# Problem requirements:
Using the records below, locate all lines containing "this" and return them.

# Extracted data:
'''

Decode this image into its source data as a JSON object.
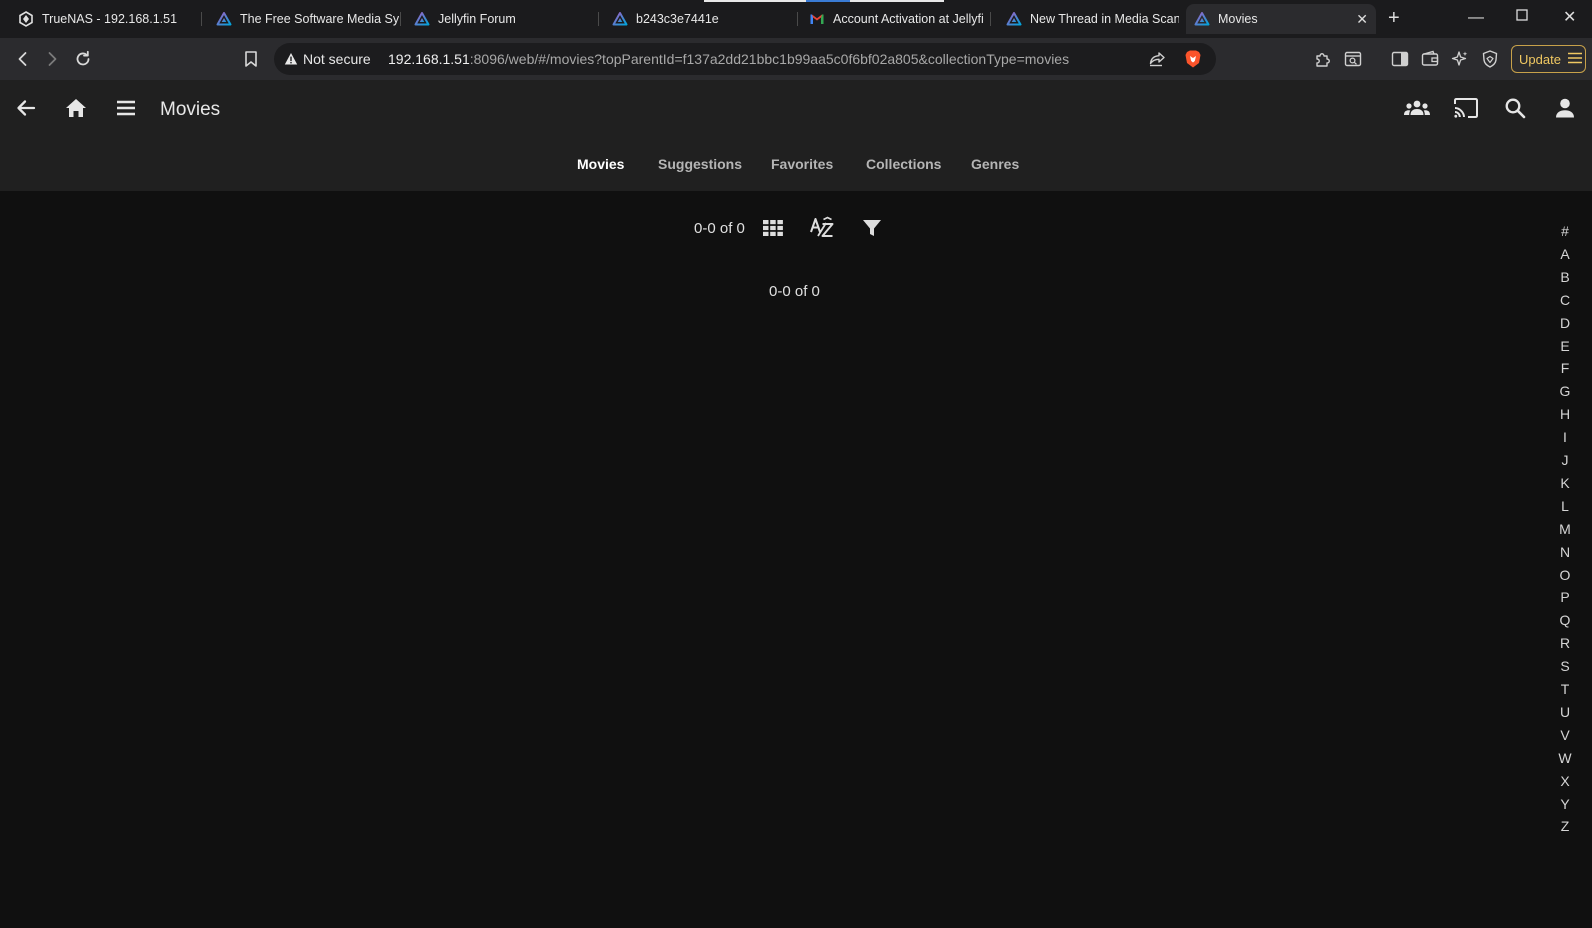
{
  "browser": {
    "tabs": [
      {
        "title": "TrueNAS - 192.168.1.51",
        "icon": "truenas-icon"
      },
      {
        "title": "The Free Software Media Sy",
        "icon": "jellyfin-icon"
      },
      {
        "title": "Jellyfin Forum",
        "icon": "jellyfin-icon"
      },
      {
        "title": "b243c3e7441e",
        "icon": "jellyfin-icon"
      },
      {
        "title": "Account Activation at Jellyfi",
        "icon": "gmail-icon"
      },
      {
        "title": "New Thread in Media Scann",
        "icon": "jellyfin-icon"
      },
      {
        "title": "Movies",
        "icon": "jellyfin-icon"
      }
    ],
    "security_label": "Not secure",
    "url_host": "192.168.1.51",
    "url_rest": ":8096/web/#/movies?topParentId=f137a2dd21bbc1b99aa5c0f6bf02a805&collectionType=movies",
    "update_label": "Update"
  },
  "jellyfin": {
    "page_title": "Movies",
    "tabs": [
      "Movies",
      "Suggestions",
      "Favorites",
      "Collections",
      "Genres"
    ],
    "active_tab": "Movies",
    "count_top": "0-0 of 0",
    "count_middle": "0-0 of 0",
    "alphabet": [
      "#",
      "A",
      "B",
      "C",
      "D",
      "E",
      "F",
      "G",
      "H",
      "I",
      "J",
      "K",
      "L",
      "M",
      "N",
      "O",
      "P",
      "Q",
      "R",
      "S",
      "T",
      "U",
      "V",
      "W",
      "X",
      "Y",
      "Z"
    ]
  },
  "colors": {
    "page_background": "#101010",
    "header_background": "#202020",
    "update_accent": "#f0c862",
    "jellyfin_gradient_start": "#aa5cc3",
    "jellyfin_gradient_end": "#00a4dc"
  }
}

'''
'''

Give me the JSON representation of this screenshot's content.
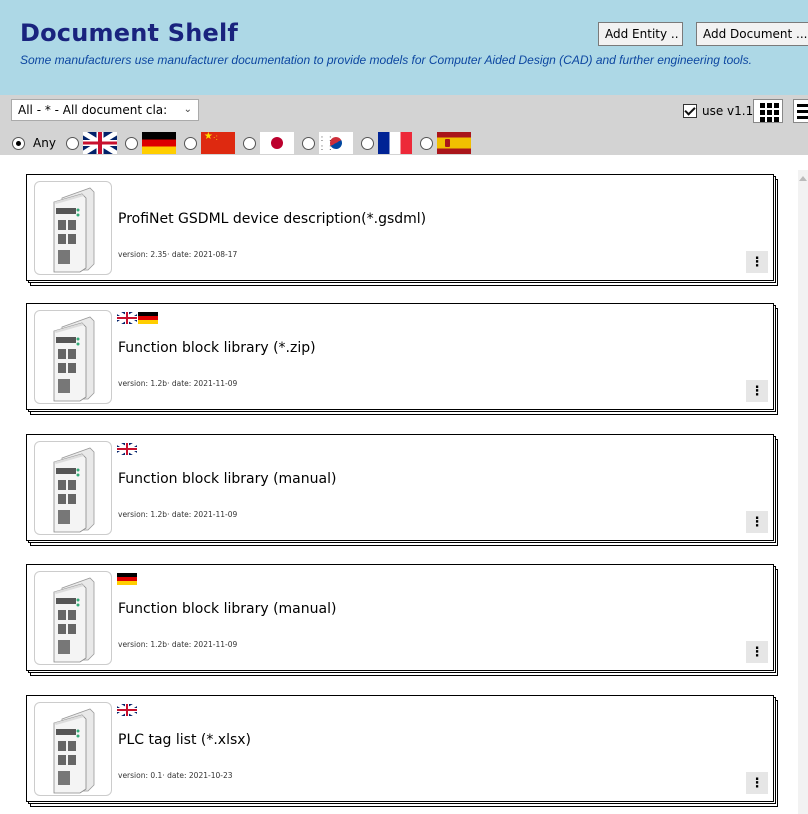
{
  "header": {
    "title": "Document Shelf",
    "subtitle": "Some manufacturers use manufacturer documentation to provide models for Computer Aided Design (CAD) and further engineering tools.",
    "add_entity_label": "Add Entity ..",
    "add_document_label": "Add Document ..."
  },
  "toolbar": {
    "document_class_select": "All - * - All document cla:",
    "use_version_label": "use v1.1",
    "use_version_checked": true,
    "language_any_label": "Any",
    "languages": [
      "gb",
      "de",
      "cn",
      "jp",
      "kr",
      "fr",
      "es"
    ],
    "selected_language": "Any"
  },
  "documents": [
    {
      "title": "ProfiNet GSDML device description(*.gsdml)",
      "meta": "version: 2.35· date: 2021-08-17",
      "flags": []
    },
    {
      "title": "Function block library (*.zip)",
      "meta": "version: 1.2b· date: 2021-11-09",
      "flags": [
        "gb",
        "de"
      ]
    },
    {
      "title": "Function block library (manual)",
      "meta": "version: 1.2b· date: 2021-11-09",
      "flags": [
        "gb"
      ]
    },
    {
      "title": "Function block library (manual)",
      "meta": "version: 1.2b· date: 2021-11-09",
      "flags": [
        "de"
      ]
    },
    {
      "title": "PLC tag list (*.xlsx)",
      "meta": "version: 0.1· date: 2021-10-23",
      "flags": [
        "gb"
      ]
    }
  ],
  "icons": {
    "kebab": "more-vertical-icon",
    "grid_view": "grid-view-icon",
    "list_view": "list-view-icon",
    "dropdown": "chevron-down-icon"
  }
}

'''
'''

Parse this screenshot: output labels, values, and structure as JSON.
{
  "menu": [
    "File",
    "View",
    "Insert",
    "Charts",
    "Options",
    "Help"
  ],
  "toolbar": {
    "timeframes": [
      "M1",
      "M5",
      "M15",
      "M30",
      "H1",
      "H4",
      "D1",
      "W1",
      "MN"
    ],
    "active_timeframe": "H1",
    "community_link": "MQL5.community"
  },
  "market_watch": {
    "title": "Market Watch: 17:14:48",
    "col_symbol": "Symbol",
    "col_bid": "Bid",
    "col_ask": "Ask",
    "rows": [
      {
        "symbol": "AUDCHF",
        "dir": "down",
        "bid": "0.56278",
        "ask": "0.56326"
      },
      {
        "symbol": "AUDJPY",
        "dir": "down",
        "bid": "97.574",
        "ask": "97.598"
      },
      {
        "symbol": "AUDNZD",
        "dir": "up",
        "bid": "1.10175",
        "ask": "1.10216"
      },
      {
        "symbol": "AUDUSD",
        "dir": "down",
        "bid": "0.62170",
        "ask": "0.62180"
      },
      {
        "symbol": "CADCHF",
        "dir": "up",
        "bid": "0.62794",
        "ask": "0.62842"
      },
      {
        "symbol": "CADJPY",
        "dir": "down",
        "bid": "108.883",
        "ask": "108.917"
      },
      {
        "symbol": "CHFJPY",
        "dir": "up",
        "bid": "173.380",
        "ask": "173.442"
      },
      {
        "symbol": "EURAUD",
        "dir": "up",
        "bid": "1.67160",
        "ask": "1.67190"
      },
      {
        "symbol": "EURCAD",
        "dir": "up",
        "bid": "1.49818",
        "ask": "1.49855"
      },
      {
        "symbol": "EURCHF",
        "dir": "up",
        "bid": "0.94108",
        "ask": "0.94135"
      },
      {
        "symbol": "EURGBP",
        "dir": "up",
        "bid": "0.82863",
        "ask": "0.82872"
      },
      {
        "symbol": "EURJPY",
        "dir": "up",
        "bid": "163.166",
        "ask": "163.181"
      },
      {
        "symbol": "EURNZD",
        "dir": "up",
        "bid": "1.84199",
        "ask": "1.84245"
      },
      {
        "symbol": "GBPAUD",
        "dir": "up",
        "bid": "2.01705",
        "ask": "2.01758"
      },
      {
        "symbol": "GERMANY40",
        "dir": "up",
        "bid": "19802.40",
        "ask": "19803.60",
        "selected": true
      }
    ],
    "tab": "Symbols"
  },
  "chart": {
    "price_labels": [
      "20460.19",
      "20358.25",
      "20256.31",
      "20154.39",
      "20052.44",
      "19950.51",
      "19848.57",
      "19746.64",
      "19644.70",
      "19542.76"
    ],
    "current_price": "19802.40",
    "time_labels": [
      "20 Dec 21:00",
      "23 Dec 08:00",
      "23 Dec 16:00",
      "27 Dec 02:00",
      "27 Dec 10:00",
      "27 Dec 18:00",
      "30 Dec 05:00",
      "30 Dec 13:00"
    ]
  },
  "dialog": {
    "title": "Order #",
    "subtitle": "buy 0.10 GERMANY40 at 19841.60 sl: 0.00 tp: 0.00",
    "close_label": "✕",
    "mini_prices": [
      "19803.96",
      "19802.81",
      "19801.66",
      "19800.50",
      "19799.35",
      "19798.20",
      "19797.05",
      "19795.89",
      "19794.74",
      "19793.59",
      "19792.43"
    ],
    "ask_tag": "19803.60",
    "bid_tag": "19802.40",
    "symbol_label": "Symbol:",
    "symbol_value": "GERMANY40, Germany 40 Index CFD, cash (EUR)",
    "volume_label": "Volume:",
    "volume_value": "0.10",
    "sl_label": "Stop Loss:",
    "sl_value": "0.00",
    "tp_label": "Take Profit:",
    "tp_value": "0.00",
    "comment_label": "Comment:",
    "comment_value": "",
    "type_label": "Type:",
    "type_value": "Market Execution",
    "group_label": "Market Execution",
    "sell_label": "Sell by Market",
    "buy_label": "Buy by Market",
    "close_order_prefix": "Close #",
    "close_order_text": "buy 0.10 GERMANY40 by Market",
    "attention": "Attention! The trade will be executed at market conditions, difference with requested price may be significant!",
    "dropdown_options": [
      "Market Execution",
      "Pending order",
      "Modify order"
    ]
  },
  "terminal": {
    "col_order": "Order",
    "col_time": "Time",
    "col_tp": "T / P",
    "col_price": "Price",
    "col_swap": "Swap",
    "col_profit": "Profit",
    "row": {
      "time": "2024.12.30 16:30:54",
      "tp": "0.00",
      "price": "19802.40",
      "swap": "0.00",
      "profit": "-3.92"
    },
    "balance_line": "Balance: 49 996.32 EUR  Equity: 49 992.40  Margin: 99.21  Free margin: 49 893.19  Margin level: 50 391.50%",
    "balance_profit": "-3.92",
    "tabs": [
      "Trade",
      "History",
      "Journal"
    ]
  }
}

'''

# The reply:
Decode this image into its source data as a JSON object.
Give me the JSON representation of this screenshot's content.
Parse this screenshot: output labels, values, and structure as JSON.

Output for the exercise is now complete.